*GOAL*.
Restate each line of the listing exactly, without carrying over any pictures.

*STORED DATA*.

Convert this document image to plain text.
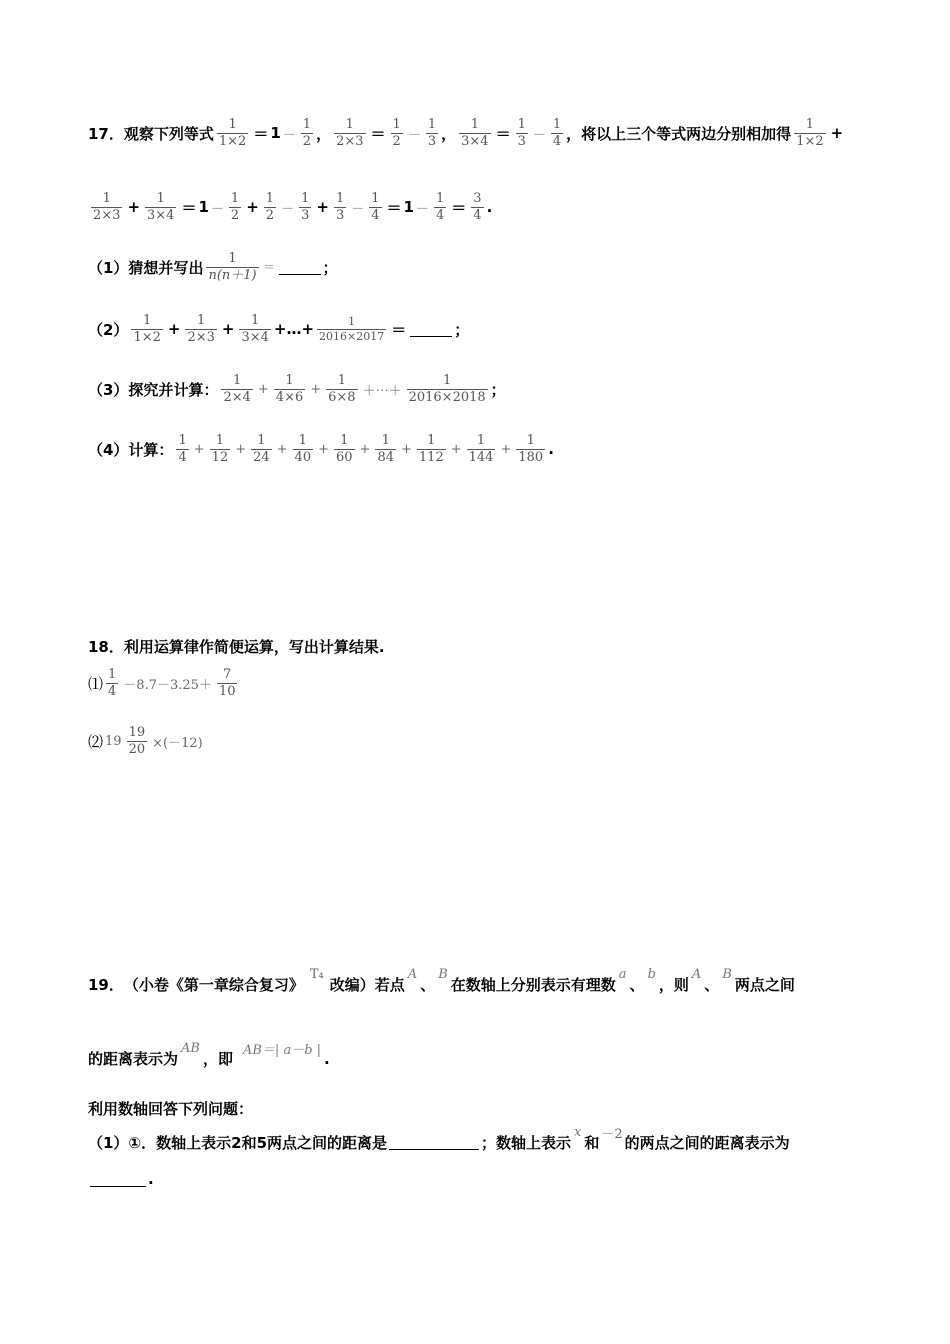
17． 观察下列等式 $\frac{1}{1\times 2} = 1 - \frac{1}{2}$ ， $\frac{1}{2\times 3} = \frac{1}{2} - \frac{1}{3}$ ， $\frac{1}{3\times 4} = \frac{1}{3} - \frac{1}{4}$ ，将以上三个等式两边分别相加得 $\frac{1}{1\times 2}$ +
$\frac{1}{2\times 3} + \frac{1}{3\times 4} = 1 - \frac{1}{2} + \frac{1}{2} - \frac{1}{3} + \frac{1}{3} - \frac{1}{4} = 1 - \frac{1}{4} = \frac{3}{4}$ .
（1）猜想并写出 $\frac{1}{n(n+1)}$ =	；
$(2) \frac{1}{1\times 2} + \frac{1}{2\times 3} + \frac{1}{3\times 4}$ +…+ $\frac{1}{2016\times 2017}$ ＝	；
（3）探究并计算： $\frac{1}{2\times 4} + \frac{1}{4\times 6} + \frac{1}{6\times 8}$ ＋⋯＋ $\frac{1}{2016\times 2018}$ ；
（4）计算： $\frac{1}{4} + \frac{1}{12} + \frac{1}{24} + \frac{1}{40} + \frac{1}{60} + \frac{1}{84} + \frac{1}{112} + \frac{1}{144} + \frac{1}{180}$ .
18．利用运算律作简便运算，写出计算结果.
⑴ $\frac{1}{4} -8.7-3.25+ \frac{7}{10}$
⑵ $19 \frac{19}{20} \times(-12)$
19． （小卷《第一章综合复习》
T₄
改编）若点
A
、
B
在数轴上分别表示有理数
a
、
b
，则
A
、
B
两点之间
的距离表示为
AB
，即 AB＝| a－b | .
利用数轴回答下列问题：
（1）①．数轴上表示2和5两点之间的距离是	；数轴上表示
x
和 －2 的两点之间的距离表示为
.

*ANSWER FOR THIS EXERCISE*.
Convert this document image to plain text.
17． 观察下列等式 $\frac{1}{1\times 2} = 1 - \frac{1}{2}$ ， $\frac{1}{2\times 3} = \frac{1}{2} - \frac{1}{3}$ ， $\frac{1}{3\times 4} = \frac{1}{3} - \frac{1}{4}$ ，将以上三个等式两边分别相加得 $\frac{1}{1\times 2}$ +
$\frac{1}{2\times 3} + \frac{1}{3\times 4} = 1 - \frac{1}{2} + \frac{1}{2} - \frac{1}{3} + \frac{1}{3} - \frac{1}{4} = 1 - \frac{1}{4} = \frac{3}{4}$ .
（1）猜想并写出 $\frac{1}{n(n+1)}$ =	；
$(2) \frac{1}{1\times 2} + \frac{1}{2\times 3} + \frac{1}{3\times 4}$ +…+ $\frac{1}{2016\times 2017}$ ＝	；
（3）探究并计算： $\frac{1}{2\times 4} + \frac{1}{4\times 6} + \frac{1}{6\times 8}$ ＋⋯＋ $\frac{1}{2016\times 2018}$ ；
（4）计算： $\frac{1}{4} + \frac{1}{12} + \frac{1}{24} + \frac{1}{40} + \frac{1}{60} + \frac{1}{84} + \frac{1}{112} + \frac{1}{144} + \frac{1}{180}$ .
18．利用运算律作简便运算，写出计算结果.
⑴ $\frac{1}{4} -8.7-3.25+ \frac{7}{10}$
⑵ $19 \frac{19}{20} \times(-12)$
19． （小卷《第一章综合复习》
T₄
改编）若点
A
、
B
在数轴上分别表示有理数
a
、
b
，则
A
、
B
两点之间
的距离表示为
AB
，即 AB＝| a－b | .
利用数轴回答下列问题：
（1）①．数轴上表示2和5两点之间的距离是	；数轴上表示
x
和 －2 的两点之间的距离表示为
.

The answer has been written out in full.